>>>

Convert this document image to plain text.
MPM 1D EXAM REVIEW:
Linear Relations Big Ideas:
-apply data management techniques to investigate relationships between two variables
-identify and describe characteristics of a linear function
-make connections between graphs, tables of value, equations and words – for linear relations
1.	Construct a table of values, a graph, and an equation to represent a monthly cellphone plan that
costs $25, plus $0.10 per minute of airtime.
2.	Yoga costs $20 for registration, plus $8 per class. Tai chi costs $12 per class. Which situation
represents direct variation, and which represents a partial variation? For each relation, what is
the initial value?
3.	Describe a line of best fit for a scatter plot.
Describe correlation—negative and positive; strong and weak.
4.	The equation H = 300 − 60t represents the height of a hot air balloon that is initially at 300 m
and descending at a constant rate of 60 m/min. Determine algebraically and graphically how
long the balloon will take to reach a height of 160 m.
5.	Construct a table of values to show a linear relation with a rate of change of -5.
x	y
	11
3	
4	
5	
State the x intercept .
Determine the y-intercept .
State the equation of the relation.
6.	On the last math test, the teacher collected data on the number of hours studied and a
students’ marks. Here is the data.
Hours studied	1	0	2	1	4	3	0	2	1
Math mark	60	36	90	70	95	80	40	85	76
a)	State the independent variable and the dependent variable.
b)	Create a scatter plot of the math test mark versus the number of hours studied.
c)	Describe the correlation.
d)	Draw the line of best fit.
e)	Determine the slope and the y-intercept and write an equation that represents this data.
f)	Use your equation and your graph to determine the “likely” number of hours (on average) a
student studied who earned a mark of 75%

<<<

**Do this:** For the string "data", count the lines of the entries above that include it; answer with the number only.

**Answer to the task:** 4